START Supplied records
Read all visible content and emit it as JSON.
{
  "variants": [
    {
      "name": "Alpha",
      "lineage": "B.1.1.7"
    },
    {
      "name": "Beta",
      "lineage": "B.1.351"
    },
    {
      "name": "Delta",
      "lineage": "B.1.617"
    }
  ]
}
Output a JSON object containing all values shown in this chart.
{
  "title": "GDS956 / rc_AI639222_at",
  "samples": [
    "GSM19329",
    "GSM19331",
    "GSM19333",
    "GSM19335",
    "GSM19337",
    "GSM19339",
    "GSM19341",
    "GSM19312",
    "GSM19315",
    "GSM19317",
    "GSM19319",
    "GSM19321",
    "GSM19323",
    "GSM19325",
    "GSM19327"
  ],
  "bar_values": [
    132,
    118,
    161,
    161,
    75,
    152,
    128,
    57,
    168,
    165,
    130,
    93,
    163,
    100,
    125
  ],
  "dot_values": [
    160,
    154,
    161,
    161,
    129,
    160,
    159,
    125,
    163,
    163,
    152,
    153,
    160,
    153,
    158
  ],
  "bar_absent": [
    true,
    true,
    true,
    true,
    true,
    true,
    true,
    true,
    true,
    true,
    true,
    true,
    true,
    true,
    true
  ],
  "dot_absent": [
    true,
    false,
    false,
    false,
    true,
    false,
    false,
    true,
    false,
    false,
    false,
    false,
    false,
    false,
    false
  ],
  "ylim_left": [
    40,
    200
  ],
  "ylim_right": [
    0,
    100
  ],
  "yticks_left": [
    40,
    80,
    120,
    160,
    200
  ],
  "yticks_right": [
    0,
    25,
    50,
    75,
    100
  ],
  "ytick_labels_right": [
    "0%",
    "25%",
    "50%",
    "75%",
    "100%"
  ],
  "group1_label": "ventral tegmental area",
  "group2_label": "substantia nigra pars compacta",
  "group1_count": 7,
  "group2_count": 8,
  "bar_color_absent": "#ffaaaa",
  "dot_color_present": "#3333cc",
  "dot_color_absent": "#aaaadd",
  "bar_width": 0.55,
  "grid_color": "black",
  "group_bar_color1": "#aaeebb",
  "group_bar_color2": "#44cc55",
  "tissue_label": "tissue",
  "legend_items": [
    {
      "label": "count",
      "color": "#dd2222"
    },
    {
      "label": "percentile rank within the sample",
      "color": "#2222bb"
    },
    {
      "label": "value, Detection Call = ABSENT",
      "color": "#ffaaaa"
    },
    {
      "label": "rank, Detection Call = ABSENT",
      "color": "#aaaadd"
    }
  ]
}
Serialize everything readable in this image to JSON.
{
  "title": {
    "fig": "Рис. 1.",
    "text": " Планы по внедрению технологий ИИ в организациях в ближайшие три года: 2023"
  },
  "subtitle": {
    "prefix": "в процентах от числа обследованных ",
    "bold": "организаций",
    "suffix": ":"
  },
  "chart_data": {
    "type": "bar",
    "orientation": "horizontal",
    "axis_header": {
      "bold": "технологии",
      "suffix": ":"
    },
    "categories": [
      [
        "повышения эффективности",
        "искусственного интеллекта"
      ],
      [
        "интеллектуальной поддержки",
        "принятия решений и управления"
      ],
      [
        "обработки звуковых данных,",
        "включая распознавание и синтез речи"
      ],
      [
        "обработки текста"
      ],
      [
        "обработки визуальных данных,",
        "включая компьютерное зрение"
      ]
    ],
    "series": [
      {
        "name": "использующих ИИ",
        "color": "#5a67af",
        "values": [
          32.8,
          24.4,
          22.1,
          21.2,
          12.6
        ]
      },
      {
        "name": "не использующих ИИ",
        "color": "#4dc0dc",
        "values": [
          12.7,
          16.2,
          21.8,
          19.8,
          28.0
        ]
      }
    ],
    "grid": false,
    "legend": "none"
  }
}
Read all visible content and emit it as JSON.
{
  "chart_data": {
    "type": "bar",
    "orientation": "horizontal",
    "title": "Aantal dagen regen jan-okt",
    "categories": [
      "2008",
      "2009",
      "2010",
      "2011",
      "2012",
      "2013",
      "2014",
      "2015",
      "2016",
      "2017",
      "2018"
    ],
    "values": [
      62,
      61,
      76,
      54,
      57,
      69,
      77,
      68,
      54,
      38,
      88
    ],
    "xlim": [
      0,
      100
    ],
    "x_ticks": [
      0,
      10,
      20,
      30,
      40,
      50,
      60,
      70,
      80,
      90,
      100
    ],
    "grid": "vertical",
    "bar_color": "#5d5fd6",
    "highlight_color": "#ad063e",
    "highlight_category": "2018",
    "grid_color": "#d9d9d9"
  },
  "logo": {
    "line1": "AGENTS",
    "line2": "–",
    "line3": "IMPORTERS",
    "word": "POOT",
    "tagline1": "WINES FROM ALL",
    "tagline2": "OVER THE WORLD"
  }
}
END Supplied records
▶ _Job_:
Each line of the material must be restated exactly.

▶ _The completed task_:
Read all visible content and emit it as JSON.
{
  "variants": [
    {
      "name": "Alpha",
      "lineage": "B.1.1.7"
    },
    {
      "name": "Beta",
      "lineage": "B.1.351"
    },
    {
      "name": "Delta",
      "lineage": "B.1.617"
    }
  ]
}
Output a JSON object containing all values shown in this chart.
{
  "title": "GDS956 / rc_AI639222_at",
  "samples": [
    "GSM19329",
    "GSM19331",
    "GSM19333",
    "GSM19335",
    "GSM19337",
    "GSM19339",
    "GSM19341",
    "GSM19312",
    "GSM19315",
    "GSM19317",
    "GSM19319",
    "GSM19321",
    "GSM19323",
    "GSM19325",
    "GSM19327"
  ],
  "bar_values": [
    132,
    118,
    161,
    161,
    75,
    152,
    128,
    57,
    168,
    165,
    130,
    93,
    163,
    100,
    125
  ],
  "dot_values": [
    160,
    154,
    161,
    161,
    129,
    160,
    159,
    125,
    163,
    163,
    152,
    153,
    160,
    153,
    158
  ],
  "bar_absent": [
    true,
    true,
    true,
    true,
    true,
    true,
    true,
    true,
    true,
    true,
    true,
    true,
    true,
    true,
    true
  ],
  "dot_absent": [
    true,
    false,
    false,
    false,
    true,
    false,
    false,
    true,
    false,
    false,
    false,
    false,
    false,
    false,
    false
  ],
  "ylim_left": [
    40,
    200
  ],
  "ylim_right": [
    0,
    100
  ],
  "yticks_left": [
    40,
    80,
    120,
    160,
    200
  ],
  "yticks_right": [
    0,
    25,
    50,
    75,
    100
  ],
  "ytick_labels_right": [
    "0%",
    "25%",
    "50%",
    "75%",
    "100%"
  ],
  "group1_label": "ventral tegmental area",
  "group2_label": "substantia nigra pars compacta",
  "group1_count": 7,
  "group2_count": 8,
  "bar_color_absent": "#ffaaaa",
  "dot_color_present": "#3333cc",
  "dot_color_absent": "#aaaadd",
  "bar_width": 0.55,
  "grid_color": "black",
  "group_bar_color1": "#aaeebb",
  "group_bar_color2": "#44cc55",
  "tissue_label": "tissue",
  "legend_items": [
    {
      "label": "count",
      "color": "#dd2222"
    },
    {
      "label": "percentile rank within the sample",
      "color": "#2222bb"
    },
    {
      "label": "value, Detection Call = ABSENT",
      "color": "#ffaaaa"
    },
    {
      "label": "rank, Detection Call = ABSENT",
      "color": "#aaaadd"
    }
  ]
}
Serialize everything readable in this image to JSON.
{
  "title": {
    "fig": "Рис. 1.",
    "text": " Планы по внедрению технологий ИИ в организациях в ближайшие три года: 2023"
  },
  "subtitle": {
    "prefix": "в процентах от числа обследованных ",
    "bold": "организаций",
    "suffix": ":"
  },
  "chart_data": {
    "type": "bar",
    "orientation": "horizontal",
    "axis_header": {
      "bold": "технологии",
      "suffix": ":"
    },
    "categories": [
      [
        "повышения эффективности",
        "искусственного интеллекта"
      ],
      [
        "интеллектуальной поддержки",
        "принятия решений и управления"
      ],
      [
        "обработки звуковых данных,",
        "включая распознавание и синтез речи"
      ],
      [
        "обработки текста"
      ],
      [
        "обработки визуальных данных,",
        "включая компьютерное зрение"
      ]
    ],
    "series": [
      {
        "name": "использующих ИИ",
        "color": "#5a67af",
        "values": [
          32.8,
          24.4,
          22.1,
          21.2,
          12.6
        ]
      },
      {
        "name": "не использующих ИИ",
        "color": "#4dc0dc",
        "values": [
          12.7,
          16.2,
          21.8,
          19.8,
          28.0
        ]
      }
    ],
    "grid": false,
    "legend": "none"
  }
}
Read all visible content and emit it as JSON.
{
  "chart_data": {
    "type": "bar",
    "orientation": "horizontal",
    "title": "Aantal dagen regen jan-okt",
    "categories": [
      "2008",
      "2009",
      "2010",
      "2011",
      "2012",
      "2013",
      "2014",
      "2015",
      "2016",
      "2017",
      "2018"
    ],
    "values": [
      62,
      61,
      76,
      54,
      57,
      69,
      77,
      68,
      54,
      38,
      88
    ],
    "xlim": [
      0,
      100
    ],
    "x_ticks": [
      0,
      10,
      20,
      30,
      40,
      50,
      60,
      70,
      80,
      90,
      100
    ],
    "grid": "vertical",
    "bar_color": "#5d5fd6",
    "highlight_color": "#ad063e",
    "highlight_category": "2018",
    "grid_color": "#d9d9d9"
  },
  "logo": {
    "line1": "AGENTS",
    "line2": "–",
    "line3": "IMPORTERS",
    "word": "POOT",
    "tagline1": "WINES FROM ALL",
    "tagline2": "OVER THE WORLD"
  }
}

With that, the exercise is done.